■ **The problem**
Show each line that has the string "level" in it.

■ **Data section**
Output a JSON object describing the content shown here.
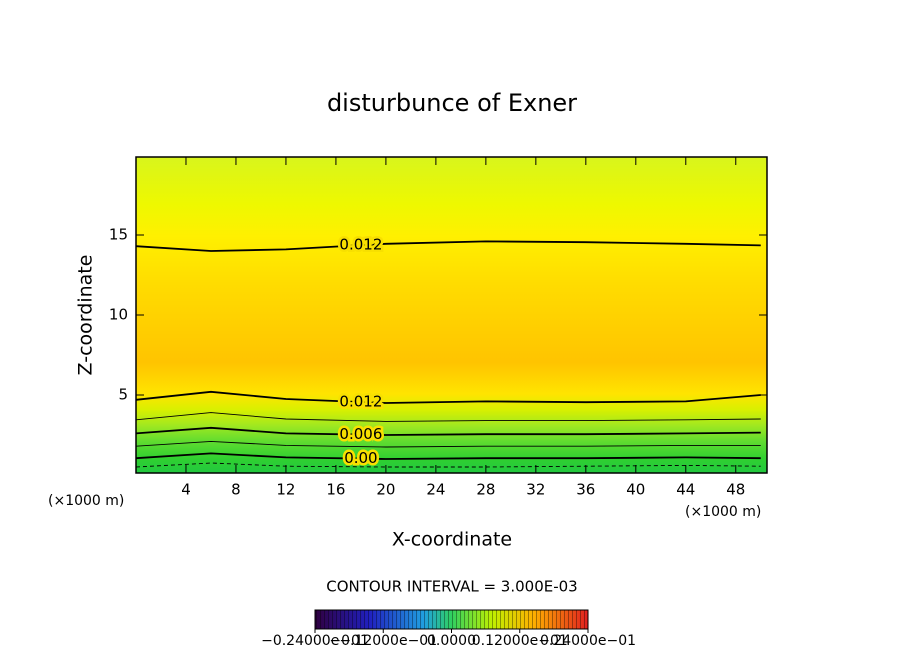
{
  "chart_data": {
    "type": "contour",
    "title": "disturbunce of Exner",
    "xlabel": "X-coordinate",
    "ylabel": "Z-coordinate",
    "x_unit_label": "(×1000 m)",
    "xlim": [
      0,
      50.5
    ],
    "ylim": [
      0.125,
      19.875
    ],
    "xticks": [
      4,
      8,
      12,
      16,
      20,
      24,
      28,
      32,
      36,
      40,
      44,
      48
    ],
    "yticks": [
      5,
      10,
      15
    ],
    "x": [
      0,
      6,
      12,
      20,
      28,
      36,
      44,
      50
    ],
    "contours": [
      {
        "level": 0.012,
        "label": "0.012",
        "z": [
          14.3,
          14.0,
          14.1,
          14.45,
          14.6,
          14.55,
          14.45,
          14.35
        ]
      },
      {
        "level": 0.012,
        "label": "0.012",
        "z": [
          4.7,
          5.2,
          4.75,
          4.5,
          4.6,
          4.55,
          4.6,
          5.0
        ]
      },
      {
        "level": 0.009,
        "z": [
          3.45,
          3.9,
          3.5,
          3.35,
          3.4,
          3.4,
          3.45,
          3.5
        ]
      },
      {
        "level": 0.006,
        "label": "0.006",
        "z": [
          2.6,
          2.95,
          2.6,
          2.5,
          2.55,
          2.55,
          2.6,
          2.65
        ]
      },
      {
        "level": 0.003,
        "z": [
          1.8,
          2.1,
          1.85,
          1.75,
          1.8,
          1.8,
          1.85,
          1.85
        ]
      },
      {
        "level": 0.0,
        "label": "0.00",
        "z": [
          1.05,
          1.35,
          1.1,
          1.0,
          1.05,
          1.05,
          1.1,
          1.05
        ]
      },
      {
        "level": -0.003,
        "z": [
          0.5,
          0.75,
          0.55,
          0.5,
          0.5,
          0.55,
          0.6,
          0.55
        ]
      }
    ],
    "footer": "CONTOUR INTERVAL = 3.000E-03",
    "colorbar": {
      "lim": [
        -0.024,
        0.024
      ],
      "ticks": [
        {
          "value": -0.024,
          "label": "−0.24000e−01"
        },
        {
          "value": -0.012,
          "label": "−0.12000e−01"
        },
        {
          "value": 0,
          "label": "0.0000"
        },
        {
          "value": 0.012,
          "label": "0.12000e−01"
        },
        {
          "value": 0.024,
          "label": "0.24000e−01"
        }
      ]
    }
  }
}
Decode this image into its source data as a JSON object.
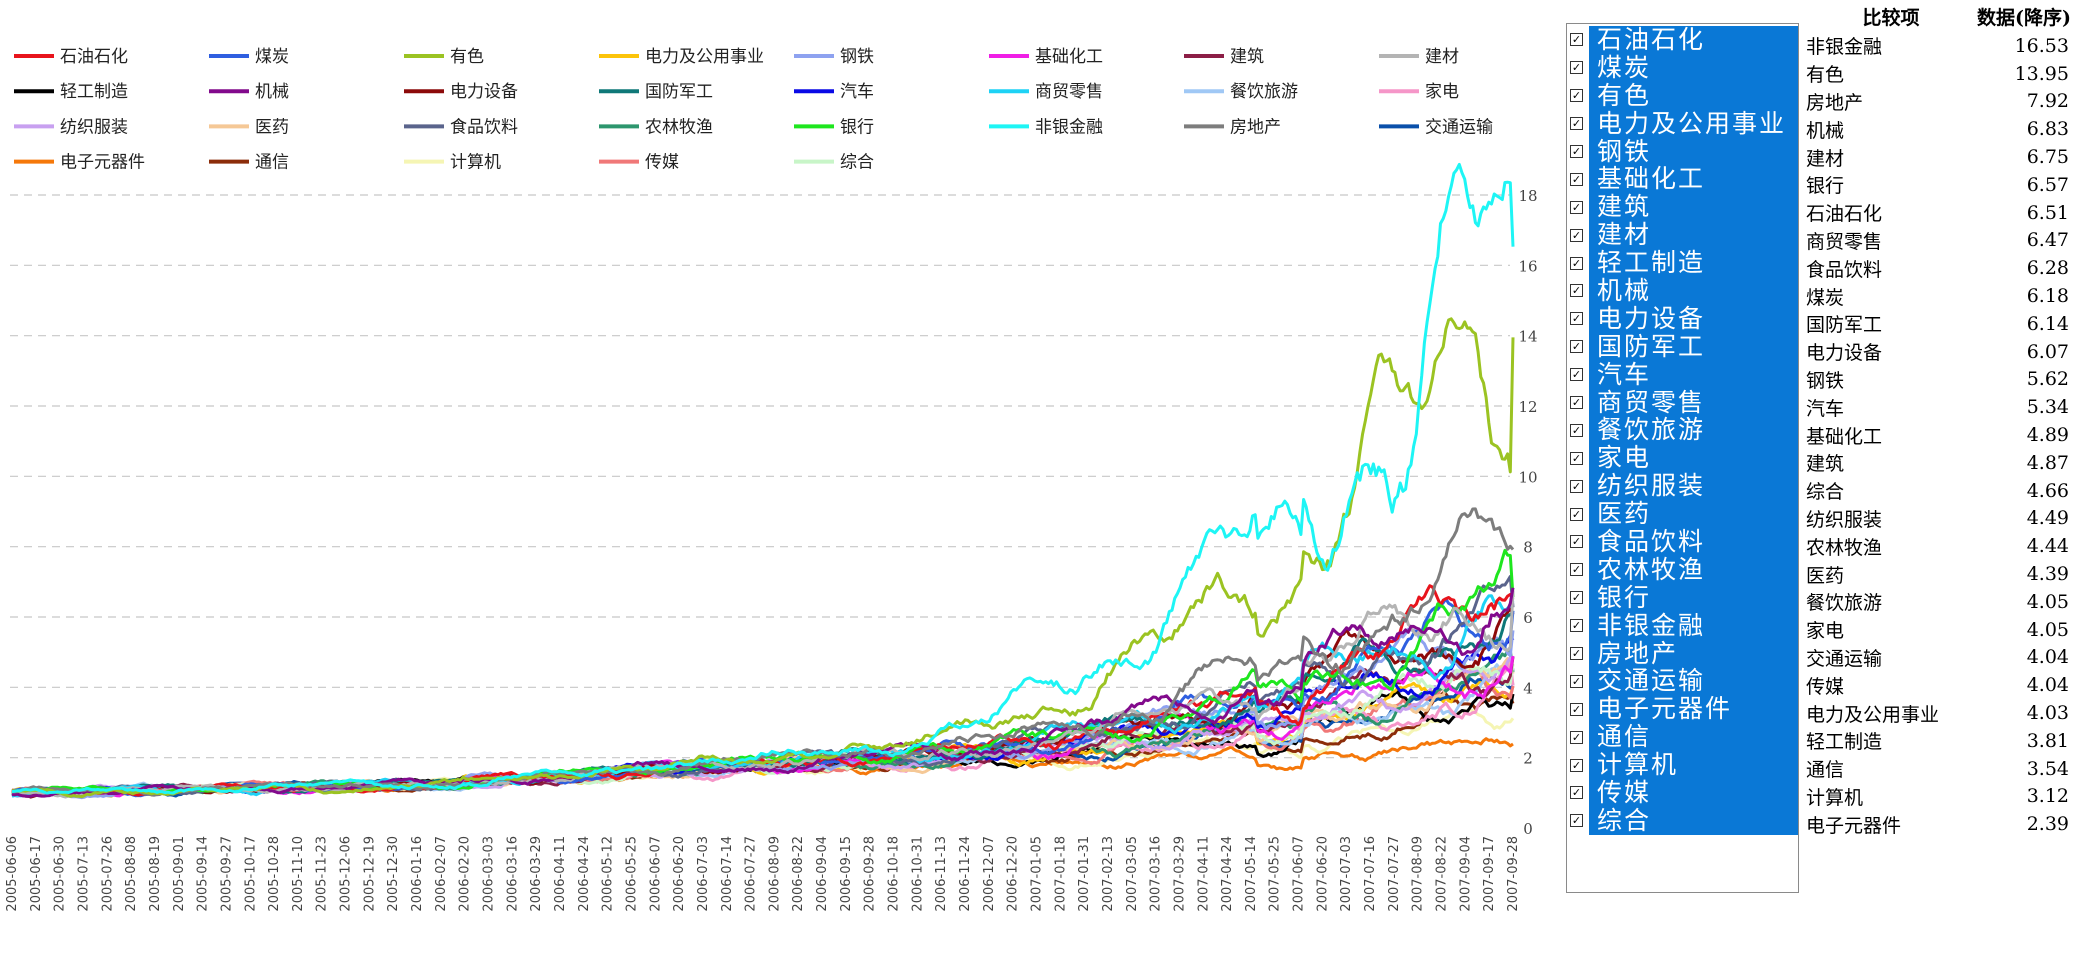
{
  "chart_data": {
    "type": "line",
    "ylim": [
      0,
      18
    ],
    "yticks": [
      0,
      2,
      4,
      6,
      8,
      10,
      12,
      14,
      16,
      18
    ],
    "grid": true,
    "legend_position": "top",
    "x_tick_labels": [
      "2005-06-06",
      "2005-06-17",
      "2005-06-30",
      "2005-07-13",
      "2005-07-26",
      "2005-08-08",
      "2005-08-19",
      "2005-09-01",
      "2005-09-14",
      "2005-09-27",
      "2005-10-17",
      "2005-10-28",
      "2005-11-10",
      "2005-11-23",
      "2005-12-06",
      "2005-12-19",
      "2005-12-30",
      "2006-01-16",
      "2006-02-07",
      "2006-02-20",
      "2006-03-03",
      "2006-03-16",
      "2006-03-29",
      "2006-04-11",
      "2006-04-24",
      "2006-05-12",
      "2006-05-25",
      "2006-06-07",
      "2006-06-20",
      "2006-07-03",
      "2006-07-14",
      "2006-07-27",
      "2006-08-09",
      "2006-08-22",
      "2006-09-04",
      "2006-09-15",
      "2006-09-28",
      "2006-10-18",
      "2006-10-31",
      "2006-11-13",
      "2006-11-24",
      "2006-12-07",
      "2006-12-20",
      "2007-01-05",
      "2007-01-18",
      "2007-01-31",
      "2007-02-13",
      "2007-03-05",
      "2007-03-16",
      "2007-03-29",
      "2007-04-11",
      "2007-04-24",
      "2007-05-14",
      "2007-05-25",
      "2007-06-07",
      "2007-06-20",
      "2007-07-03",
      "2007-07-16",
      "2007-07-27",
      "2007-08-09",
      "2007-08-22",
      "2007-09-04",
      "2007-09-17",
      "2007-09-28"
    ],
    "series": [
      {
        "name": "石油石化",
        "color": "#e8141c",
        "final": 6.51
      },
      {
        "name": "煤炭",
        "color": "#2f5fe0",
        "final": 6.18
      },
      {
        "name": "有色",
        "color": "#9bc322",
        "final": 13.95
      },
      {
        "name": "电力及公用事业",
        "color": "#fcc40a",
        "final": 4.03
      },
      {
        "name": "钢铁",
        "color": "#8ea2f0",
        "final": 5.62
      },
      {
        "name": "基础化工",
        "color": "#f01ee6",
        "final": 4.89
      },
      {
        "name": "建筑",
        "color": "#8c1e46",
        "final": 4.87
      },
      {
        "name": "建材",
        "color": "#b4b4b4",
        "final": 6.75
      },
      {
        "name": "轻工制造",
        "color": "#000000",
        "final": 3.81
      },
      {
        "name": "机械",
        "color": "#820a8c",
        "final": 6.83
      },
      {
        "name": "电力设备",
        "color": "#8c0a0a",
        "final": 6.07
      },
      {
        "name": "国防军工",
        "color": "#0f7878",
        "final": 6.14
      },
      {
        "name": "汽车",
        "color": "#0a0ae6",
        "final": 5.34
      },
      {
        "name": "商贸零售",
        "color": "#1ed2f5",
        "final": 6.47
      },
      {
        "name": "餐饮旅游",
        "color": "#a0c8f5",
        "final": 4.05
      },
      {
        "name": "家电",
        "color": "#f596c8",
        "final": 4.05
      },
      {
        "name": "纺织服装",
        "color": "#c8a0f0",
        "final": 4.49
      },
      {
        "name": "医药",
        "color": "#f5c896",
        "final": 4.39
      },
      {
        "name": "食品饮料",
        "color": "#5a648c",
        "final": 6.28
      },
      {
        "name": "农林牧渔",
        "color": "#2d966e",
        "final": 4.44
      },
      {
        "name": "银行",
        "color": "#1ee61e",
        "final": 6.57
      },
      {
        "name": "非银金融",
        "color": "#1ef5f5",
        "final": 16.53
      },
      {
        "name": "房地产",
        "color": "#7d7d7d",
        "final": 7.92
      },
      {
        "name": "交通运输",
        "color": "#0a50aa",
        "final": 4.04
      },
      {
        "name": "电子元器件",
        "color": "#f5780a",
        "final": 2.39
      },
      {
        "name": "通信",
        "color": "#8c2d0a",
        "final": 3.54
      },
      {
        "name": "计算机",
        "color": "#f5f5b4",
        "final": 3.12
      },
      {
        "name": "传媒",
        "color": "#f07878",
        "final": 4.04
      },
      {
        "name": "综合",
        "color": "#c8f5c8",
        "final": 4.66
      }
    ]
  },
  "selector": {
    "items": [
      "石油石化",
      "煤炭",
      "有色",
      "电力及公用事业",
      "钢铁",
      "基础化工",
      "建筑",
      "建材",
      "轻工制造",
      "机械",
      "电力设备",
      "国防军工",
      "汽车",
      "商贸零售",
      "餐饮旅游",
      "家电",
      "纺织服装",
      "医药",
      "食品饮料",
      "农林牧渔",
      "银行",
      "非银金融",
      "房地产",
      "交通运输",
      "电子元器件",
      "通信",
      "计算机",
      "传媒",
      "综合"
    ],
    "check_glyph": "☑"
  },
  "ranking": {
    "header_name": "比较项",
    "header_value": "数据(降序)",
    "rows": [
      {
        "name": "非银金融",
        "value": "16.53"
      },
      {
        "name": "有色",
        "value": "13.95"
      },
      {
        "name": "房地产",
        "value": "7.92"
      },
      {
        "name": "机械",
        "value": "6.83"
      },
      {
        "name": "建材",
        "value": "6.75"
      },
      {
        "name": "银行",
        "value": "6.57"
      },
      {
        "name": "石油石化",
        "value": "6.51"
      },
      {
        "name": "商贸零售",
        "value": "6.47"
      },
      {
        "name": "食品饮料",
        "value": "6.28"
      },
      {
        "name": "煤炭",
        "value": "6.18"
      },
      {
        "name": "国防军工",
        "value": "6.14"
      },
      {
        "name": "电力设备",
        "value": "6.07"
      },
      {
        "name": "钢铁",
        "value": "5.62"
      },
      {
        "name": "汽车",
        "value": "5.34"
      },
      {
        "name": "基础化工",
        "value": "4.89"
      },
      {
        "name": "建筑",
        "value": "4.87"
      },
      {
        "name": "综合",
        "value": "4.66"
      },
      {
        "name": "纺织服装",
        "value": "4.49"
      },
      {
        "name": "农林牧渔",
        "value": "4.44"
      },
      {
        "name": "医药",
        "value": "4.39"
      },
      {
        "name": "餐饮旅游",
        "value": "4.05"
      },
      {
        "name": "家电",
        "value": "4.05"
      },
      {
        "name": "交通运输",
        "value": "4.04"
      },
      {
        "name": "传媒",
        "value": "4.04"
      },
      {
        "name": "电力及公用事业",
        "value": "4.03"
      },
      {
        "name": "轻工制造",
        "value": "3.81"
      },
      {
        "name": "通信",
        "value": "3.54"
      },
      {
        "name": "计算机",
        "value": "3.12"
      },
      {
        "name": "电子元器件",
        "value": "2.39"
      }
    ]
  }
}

■ **Task result**
        "level": 0.012,
        "level": 0.012,
        "level": 0.009,
        "level": 0.006,
        "level": 0.003,
        "level": 0.0,
        "level": -0.003,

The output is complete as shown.